Stated problem: Set down every entry word for word. Omit the pictures.
====== Given records
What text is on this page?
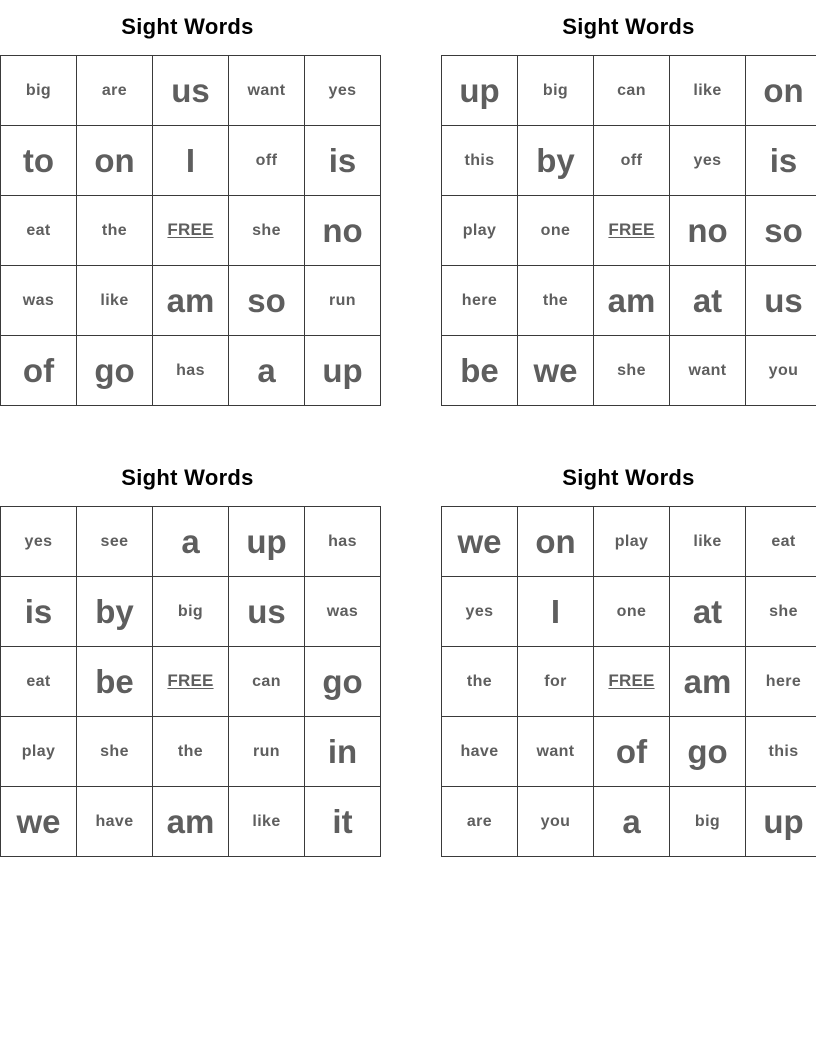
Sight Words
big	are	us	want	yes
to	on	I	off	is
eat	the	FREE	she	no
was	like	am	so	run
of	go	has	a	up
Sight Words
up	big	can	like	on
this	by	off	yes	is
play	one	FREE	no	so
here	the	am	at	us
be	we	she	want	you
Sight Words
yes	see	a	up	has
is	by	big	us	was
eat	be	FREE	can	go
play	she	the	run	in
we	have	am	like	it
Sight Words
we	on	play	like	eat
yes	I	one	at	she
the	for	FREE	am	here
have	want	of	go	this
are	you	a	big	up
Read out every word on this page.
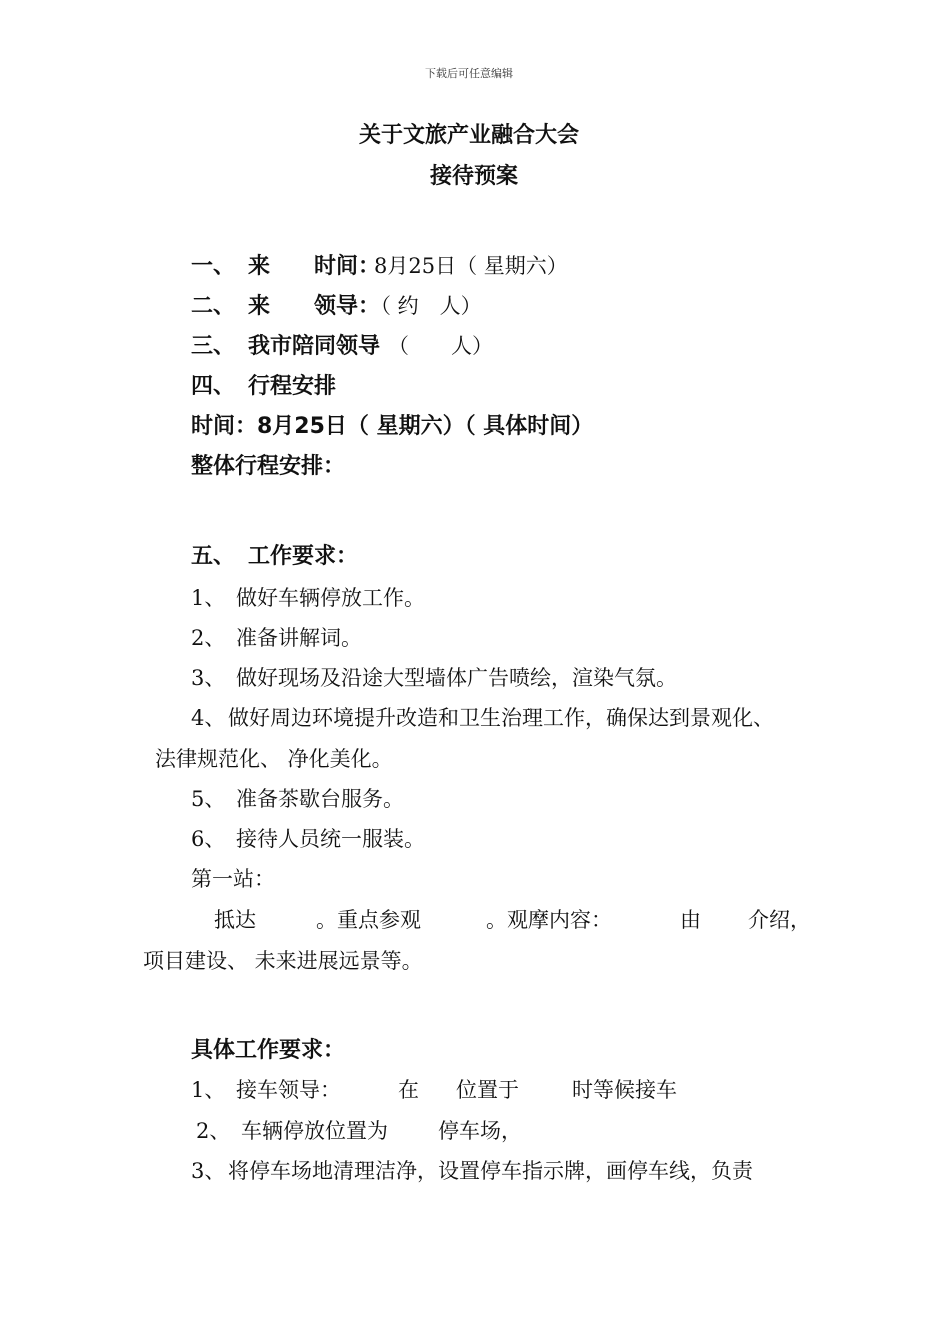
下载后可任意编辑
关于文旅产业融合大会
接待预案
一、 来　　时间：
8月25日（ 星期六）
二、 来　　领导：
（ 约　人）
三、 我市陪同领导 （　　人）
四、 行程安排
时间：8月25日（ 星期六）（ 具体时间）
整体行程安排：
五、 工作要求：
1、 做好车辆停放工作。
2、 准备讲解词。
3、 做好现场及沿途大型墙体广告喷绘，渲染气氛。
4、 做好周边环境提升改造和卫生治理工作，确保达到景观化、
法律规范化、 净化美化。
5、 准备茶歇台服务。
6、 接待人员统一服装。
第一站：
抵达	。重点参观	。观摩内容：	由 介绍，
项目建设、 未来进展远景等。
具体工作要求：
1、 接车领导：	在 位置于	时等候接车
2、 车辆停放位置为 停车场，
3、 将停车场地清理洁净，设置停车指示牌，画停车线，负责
============
Task output:
What text is on this page?
Sight Words
big	are	us	want	yes
to	on	I	off	is
eat	the	FREE	she	no
was	like	am	so	run
of	go	has	a	up
Sight Words
up	big	can	like	on
this	by	off	yes	is
play	one	FREE	no	so
here	the	am	at	us
be	we	she	want	you
Sight Words
yes	see	a	up	has
is	by	big	us	was
eat	be	FREE	can	go
play	she	the	run	in
we	have	am	like	it
Sight Words
we	on	play	like	eat
yes	I	one	at	she
the	for	FREE	am	here
have	want	of	go	this
are	you	a	big	up
Read out every word on this page.
下载后可任意编辑
关于文旅产业融合大会
接待预案
一、 来　　时间：
8月25日（ 星期六）
二、 来　　领导：
（ 约　人）
三、 我市陪同领导 （　　人）
四、 行程安排
时间：8月25日（ 星期六）（ 具体时间）
整体行程安排：
五、 工作要求：
1、 做好车辆停放工作。
2、 准备讲解词。
3、 做好现场及沿途大型墙体广告喷绘，渲染气氛。
4、 做好周边环境提升改造和卫生治理工作，确保达到景观化、
法律规范化、 净化美化。
5、 准备茶歇台服务。
6、 接待人员统一服装。
第一站：
抵达	。重点参观	。观摩内容：	由 介绍，
项目建设、 未来进展远景等。
具体工作要求：
1、 接车领导：	在 位置于	时等候接车
2、 车辆停放位置为 停车场，
3、 将停车场地清理洁净，设置停车指示牌，画停车线，负责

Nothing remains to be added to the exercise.